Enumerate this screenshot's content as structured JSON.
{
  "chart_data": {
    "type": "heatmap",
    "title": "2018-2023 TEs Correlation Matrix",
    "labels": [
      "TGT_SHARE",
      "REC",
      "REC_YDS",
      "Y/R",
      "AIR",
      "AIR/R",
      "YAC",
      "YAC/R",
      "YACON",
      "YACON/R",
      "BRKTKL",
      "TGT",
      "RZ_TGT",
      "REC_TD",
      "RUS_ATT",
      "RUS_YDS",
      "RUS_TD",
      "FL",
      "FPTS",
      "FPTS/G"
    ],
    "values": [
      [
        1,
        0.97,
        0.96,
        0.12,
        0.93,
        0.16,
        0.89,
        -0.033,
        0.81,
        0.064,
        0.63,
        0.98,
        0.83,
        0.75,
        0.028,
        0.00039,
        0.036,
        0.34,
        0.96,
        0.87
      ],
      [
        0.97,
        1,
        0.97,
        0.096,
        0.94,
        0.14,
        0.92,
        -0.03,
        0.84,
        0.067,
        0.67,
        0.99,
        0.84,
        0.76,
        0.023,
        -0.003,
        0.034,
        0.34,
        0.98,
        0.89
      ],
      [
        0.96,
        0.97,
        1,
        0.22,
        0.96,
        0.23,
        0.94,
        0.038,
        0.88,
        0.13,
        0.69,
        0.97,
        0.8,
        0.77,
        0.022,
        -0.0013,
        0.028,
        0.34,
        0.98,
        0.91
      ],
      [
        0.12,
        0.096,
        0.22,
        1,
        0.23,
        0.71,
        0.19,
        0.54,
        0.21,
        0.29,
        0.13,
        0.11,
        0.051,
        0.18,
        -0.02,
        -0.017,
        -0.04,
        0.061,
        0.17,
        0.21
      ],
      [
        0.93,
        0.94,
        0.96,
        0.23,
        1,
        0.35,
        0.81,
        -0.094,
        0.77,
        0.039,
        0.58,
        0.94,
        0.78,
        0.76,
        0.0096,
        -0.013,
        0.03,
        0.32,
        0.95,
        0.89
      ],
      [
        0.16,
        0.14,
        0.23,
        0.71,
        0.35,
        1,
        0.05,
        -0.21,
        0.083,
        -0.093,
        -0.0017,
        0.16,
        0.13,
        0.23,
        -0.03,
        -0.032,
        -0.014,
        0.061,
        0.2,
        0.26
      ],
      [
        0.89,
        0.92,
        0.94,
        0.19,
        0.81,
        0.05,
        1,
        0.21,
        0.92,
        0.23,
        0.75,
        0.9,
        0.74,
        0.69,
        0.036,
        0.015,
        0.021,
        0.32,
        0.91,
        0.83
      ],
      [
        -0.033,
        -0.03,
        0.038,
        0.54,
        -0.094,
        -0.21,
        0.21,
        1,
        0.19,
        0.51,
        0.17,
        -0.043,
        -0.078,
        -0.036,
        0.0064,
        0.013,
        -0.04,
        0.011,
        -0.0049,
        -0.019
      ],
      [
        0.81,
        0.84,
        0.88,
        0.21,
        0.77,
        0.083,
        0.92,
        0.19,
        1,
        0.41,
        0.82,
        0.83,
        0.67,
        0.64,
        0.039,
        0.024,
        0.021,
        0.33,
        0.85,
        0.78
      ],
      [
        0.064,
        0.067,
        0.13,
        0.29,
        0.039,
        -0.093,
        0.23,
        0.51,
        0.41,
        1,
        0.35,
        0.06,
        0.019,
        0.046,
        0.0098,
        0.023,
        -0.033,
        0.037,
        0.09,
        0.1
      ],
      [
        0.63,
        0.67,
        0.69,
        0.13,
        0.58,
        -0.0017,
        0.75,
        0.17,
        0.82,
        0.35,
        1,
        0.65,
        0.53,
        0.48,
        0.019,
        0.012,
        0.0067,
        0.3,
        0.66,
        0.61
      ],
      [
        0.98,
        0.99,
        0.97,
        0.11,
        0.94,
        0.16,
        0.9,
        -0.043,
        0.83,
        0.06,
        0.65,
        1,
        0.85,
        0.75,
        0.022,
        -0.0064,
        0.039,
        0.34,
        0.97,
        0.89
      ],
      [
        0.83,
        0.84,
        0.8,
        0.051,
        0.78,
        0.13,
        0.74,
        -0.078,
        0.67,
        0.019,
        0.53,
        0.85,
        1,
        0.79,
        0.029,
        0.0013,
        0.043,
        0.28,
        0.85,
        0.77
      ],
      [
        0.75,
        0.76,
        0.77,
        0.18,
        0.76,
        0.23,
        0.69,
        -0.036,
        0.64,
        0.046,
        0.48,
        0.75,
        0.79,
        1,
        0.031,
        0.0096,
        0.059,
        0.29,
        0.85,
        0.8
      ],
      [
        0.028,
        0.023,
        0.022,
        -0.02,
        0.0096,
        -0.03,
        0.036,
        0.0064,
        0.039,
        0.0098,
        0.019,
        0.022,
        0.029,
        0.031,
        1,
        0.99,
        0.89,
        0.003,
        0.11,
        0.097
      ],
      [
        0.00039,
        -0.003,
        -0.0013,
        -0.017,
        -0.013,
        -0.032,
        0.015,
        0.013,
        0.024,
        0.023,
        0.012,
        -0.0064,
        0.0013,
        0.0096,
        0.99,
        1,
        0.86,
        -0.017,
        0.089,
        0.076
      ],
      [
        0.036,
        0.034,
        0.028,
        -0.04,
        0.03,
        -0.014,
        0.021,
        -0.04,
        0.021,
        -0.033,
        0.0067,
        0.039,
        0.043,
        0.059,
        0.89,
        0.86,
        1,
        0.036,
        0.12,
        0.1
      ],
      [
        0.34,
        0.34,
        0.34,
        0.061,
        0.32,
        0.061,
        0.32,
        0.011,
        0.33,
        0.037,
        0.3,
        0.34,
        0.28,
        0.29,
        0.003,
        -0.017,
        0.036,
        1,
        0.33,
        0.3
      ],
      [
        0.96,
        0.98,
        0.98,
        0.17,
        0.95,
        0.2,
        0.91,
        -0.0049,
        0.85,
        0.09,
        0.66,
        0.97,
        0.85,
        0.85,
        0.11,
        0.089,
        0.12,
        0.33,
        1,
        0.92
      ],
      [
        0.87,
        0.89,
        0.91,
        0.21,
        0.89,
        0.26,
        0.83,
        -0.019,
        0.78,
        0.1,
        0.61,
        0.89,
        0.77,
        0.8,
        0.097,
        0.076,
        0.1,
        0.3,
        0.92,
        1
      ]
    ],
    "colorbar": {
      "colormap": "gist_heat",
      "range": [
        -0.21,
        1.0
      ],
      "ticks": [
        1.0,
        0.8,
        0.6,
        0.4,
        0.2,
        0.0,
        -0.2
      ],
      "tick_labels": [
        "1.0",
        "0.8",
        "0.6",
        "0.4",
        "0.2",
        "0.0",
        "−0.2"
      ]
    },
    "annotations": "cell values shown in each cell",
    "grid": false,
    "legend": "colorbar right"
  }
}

--------------------------------

### What you need to do:
Copy each line of the data above without altering a single character.

### Task result:
Enumerate this screenshot's content as structured JSON.
{
  "chart_data": {
    "type": "heatmap",
    "title": "2018-2023 TEs Correlation Matrix",
    "labels": [
      "TGT_SHARE",
      "REC",
      "REC_YDS",
      "Y/R",
      "AIR",
      "AIR/R",
      "YAC",
      "YAC/R",
      "YACON",
      "YACON/R",
      "BRKTKL",
      "TGT",
      "RZ_TGT",
      "REC_TD",
      "RUS_ATT",
      "RUS_YDS",
      "RUS_TD",
      "FL",
      "FPTS",
      "FPTS/G"
    ],
    "values": [
      [
        1,
        0.97,
        0.96,
        0.12,
        0.93,
        0.16,
        0.89,
        -0.033,
        0.81,
        0.064,
        0.63,
        0.98,
        0.83,
        0.75,
        0.028,
        0.00039,
        0.036,
        0.34,
        0.96,
        0.87
      ],
      [
        0.97,
        1,
        0.97,
        0.096,
        0.94,
        0.14,
        0.92,
        -0.03,
        0.84,
        0.067,
        0.67,
        0.99,
        0.84,
        0.76,
        0.023,
        -0.003,
        0.034,
        0.34,
        0.98,
        0.89
      ],
      [
        0.96,
        0.97,
        1,
        0.22,
        0.96,
        0.23,
        0.94,
        0.038,
        0.88,
        0.13,
        0.69,
        0.97,
        0.8,
        0.77,
        0.022,
        -0.0013,
        0.028,
        0.34,
        0.98,
        0.91
      ],
      [
        0.12,
        0.096,
        0.22,
        1,
        0.23,
        0.71,
        0.19,
        0.54,
        0.21,
        0.29,
        0.13,
        0.11,
        0.051,
        0.18,
        -0.02,
        -0.017,
        -0.04,
        0.061,
        0.17,
        0.21
      ],
      [
        0.93,
        0.94,
        0.96,
        0.23,
        1,
        0.35,
        0.81,
        -0.094,
        0.77,
        0.039,
        0.58,
        0.94,
        0.78,
        0.76,
        0.0096,
        -0.013,
        0.03,
        0.32,
        0.95,
        0.89
      ],
      [
        0.16,
        0.14,
        0.23,
        0.71,
        0.35,
        1,
        0.05,
        -0.21,
        0.083,
        -0.093,
        -0.0017,
        0.16,
        0.13,
        0.23,
        -0.03,
        -0.032,
        -0.014,
        0.061,
        0.2,
        0.26
      ],
      [
        0.89,
        0.92,
        0.94,
        0.19,
        0.81,
        0.05,
        1,
        0.21,
        0.92,
        0.23,
        0.75,
        0.9,
        0.74,
        0.69,
        0.036,
        0.015,
        0.021,
        0.32,
        0.91,
        0.83
      ],
      [
        -0.033,
        -0.03,
        0.038,
        0.54,
        -0.094,
        -0.21,
        0.21,
        1,
        0.19,
        0.51,
        0.17,
        -0.043,
        -0.078,
        -0.036,
        0.0064,
        0.013,
        -0.04,
        0.011,
        -0.0049,
        -0.019
      ],
      [
        0.81,
        0.84,
        0.88,
        0.21,
        0.77,
        0.083,
        0.92,
        0.19,
        1,
        0.41,
        0.82,
        0.83,
        0.67,
        0.64,
        0.039,
        0.024,
        0.021,
        0.33,
        0.85,
        0.78
      ],
      [
        0.064,
        0.067,
        0.13,
        0.29,
        0.039,
        -0.093,
        0.23,
        0.51,
        0.41,
        1,
        0.35,
        0.06,
        0.019,
        0.046,
        0.0098,
        0.023,
        -0.033,
        0.037,
        0.09,
        0.1
      ],
      [
        0.63,
        0.67,
        0.69,
        0.13,
        0.58,
        -0.0017,
        0.75,
        0.17,
        0.82,
        0.35,
        1,
        0.65,
        0.53,
        0.48,
        0.019,
        0.012,
        0.0067,
        0.3,
        0.66,
        0.61
      ],
      [
        0.98,
        0.99,
        0.97,
        0.11,
        0.94,
        0.16,
        0.9,
        -0.043,
        0.83,
        0.06,
        0.65,
        1,
        0.85,
        0.75,
        0.022,
        -0.0064,
        0.039,
        0.34,
        0.97,
        0.89
      ],
      [
        0.83,
        0.84,
        0.8,
        0.051,
        0.78,
        0.13,
        0.74,
        -0.078,
        0.67,
        0.019,
        0.53,
        0.85,
        1,
        0.79,
        0.029,
        0.0013,
        0.043,
        0.28,
        0.85,
        0.77
      ],
      [
        0.75,
        0.76,
        0.77,
        0.18,
        0.76,
        0.23,
        0.69,
        -0.036,
        0.64,
        0.046,
        0.48,
        0.75,
        0.79,
        1,
        0.031,
        0.0096,
        0.059,
        0.29,
        0.85,
        0.8
      ],
      [
        0.028,
        0.023,
        0.022,
        -0.02,
        0.0096,
        -0.03,
        0.036,
        0.0064,
        0.039,
        0.0098,
        0.019,
        0.022,
        0.029,
        0.031,
        1,
        0.99,
        0.89,
        0.003,
        0.11,
        0.097
      ],
      [
        0.00039,
        -0.003,
        -0.0013,
        -0.017,
        -0.013,
        -0.032,
        0.015,
        0.013,
        0.024,
        0.023,
        0.012,
        -0.0064,
        0.0013,
        0.0096,
        0.99,
        1,
        0.86,
        -0.017,
        0.089,
        0.076
      ],
      [
        0.036,
        0.034,
        0.028,
        -0.04,
        0.03,
        -0.014,
        0.021,
        -0.04,
        0.021,
        -0.033,
        0.0067,
        0.039,
        0.043,
        0.059,
        0.89,
        0.86,
        1,
        0.036,
        0.12,
        0.1
      ],
      [
        0.34,
        0.34,
        0.34,
        0.061,
        0.32,
        0.061,
        0.32,
        0.011,
        0.33,
        0.037,
        0.3,
        0.34,
        0.28,
        0.29,
        0.003,
        -0.017,
        0.036,
        1,
        0.33,
        0.3
      ],
      [
        0.96,
        0.98,
        0.98,
        0.17,
        0.95,
        0.2,
        0.91,
        -0.0049,
        0.85,
        0.09,
        0.66,
        0.97,
        0.85,
        0.85,
        0.11,
        0.089,
        0.12,
        0.33,
        1,
        0.92
      ],
      [
        0.87,
        0.89,
        0.91,
        0.21,
        0.89,
        0.26,
        0.83,
        -0.019,
        0.78,
        0.1,
        0.61,
        0.89,
        0.77,
        0.8,
        0.097,
        0.076,
        0.1,
        0.3,
        0.92,
        1
      ]
    ],
    "colorbar": {
      "colormap": "gist_heat",
      "range": [
        -0.21,
        1.0
      ],
      "ticks": [
        1.0,
        0.8,
        0.6,
        0.4,
        0.2,
        0.0,
        -0.2
      ],
      "tick_labels": [
        "1.0",
        "0.8",
        "0.6",
        "0.4",
        "0.2",
        "0.0",
        "−0.2"
      ]
    },
    "annotations": "cell values shown in each cell",
    "grid": false,
    "legend": "colorbar right"
  }
}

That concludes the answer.